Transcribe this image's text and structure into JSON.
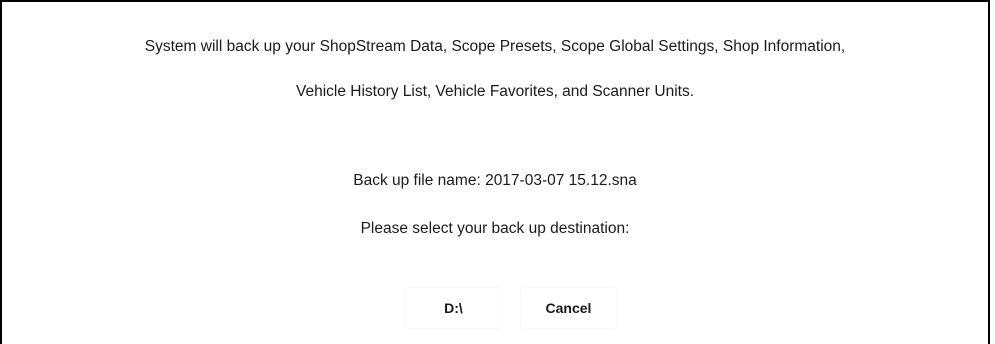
{
  "dialog": {
    "message_line1": "System will back up your ShopStream Data, Scope Presets, Scope Global Settings, Shop Information,",
    "message_line2": "Vehicle History List, Vehicle Favorites, and Scanner Units.",
    "file_name_line": "Back up file name: 2017-03-07 15.12.sna",
    "destination_prompt": "Please select your back up destination:",
    "buttons": {
      "drive_label": "D:\\",
      "cancel_label": "Cancel"
    }
  }
}
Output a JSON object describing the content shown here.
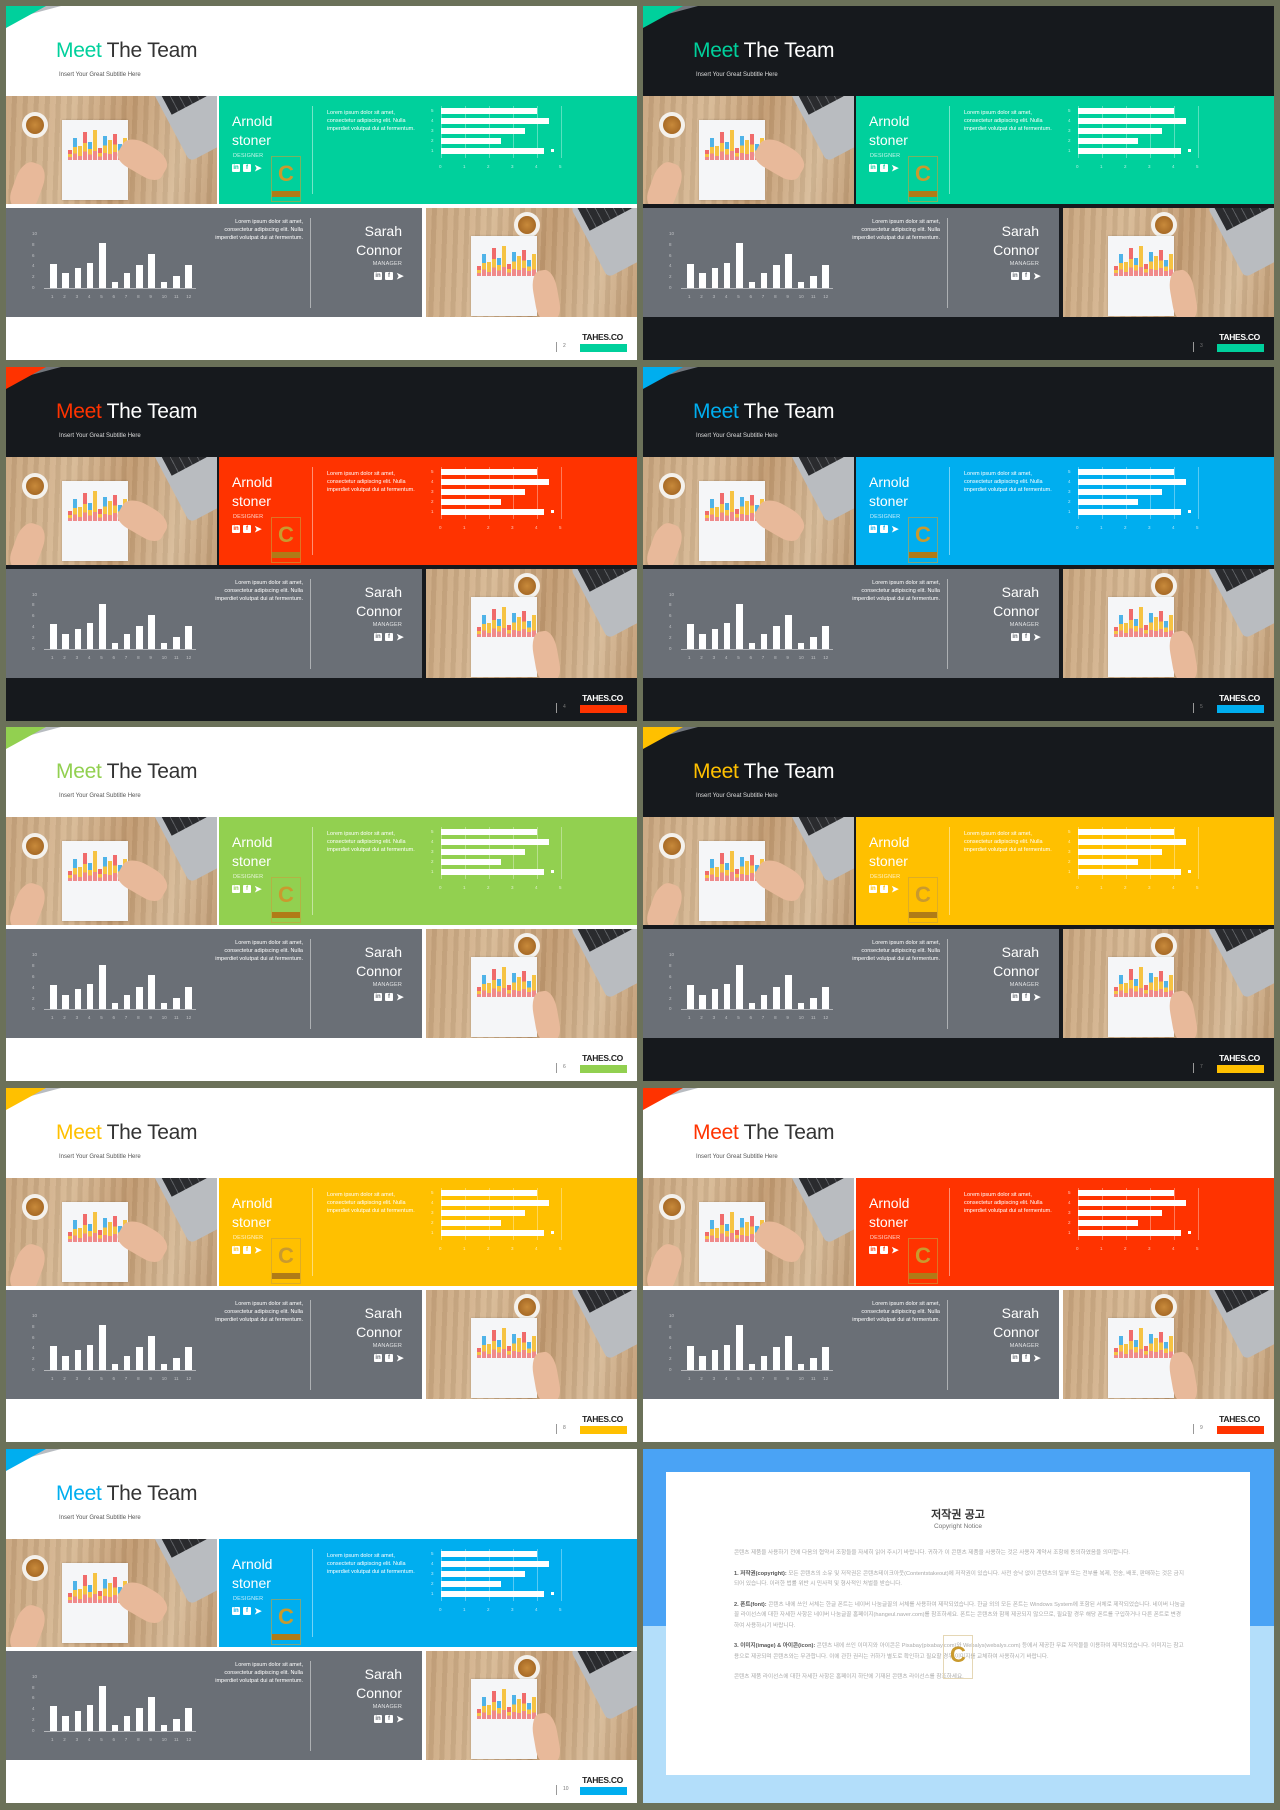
______________________________
Exercise directions:
From the material above, reproduce everything verbatim except the pictures.

Solution:
Transcribe this image's text and structure into JSON.
{
  "dialog": {
    "message_line1": "System will back up your ShopStream Data, Scope Presets, Scope Global Settings, Shop Information,",
    "message_line2": "Vehicle History List, Vehicle Favorites, and Scanner Units.",
    "file_name_line": "Back up file name: 2017-03-07 15.12.sna",
    "destination_prompt": "Please select your back up destination:",
    "buttons": {
      "drive_label": "D:\\",
      "cancel_label": "Cancel"
    }
  }
}
Output a JSON object describing the content shown here.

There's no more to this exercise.